DIRECTION:
Arrange the lines below as a two-column CSV with the headers instruction and result. Each instruction gets one row, with its text and its answer each in a single quoted field and line breaks replaced by spaces.

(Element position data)
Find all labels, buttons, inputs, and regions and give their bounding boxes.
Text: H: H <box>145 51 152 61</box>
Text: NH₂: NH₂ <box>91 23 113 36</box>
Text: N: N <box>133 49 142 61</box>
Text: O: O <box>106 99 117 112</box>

RESPONSE TO THIS EXERCISE:
instruction,result
"Find all labels, buttons, inputs, and regions and give their bounding boxes.","Text: H: H <box>145 51 152 61</box> Text: NH₂: NH₂ <box>91 23 113 36</box> Text: N: N <box>133 49 142 61</box> Text: O: O <box>106 99 117 112</box>"